All of the material below is to be repeated exactly.

[Stored records]
* * * * * * * * *
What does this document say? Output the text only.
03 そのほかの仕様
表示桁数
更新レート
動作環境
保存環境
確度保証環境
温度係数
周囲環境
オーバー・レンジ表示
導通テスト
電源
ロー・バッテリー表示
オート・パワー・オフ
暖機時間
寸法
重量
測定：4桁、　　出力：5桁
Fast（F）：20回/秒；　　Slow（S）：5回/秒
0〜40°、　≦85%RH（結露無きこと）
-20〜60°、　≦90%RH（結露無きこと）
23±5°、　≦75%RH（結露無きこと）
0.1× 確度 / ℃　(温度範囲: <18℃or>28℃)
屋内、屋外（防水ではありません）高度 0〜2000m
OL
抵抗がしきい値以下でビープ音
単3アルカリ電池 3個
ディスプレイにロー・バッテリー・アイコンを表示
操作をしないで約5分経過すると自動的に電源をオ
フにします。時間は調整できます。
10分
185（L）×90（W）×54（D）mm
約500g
* * * * * * * * *
- _Complete response_
What does this document say? Output the text only.
03 そのほかの仕様
表示桁数
更新レート
動作環境
保存環境
確度保証環境
温度係数
周囲環境
オーバー・レンジ表示
導通テスト
電源
ロー・バッテリー表示
オート・パワー・オフ
暖機時間
寸法
重量
測定：4桁、　　出力：5桁
Fast（F）：20回/秒；　　Slow（S）：5回/秒
0〜40°、　≦85%RH（結露無きこと）
-20〜60°、　≦90%RH（結露無きこと）
23±5°、　≦75%RH（結露無きこと）
0.1× 確度 / ℃　(温度範囲: <18℃or>28℃)
屋内、屋外（防水ではありません）高度 0〜2000m
OL
抵抗がしきい値以下でビープ音
単3アルカリ電池 3個
ディスプレイにロー・バッテリー・アイコンを表示
操作をしないで約5分経過すると自動的に電源をオ
フにします。時間は調整できます。
10分
185（L）×90（W）×54（D）mm
約500g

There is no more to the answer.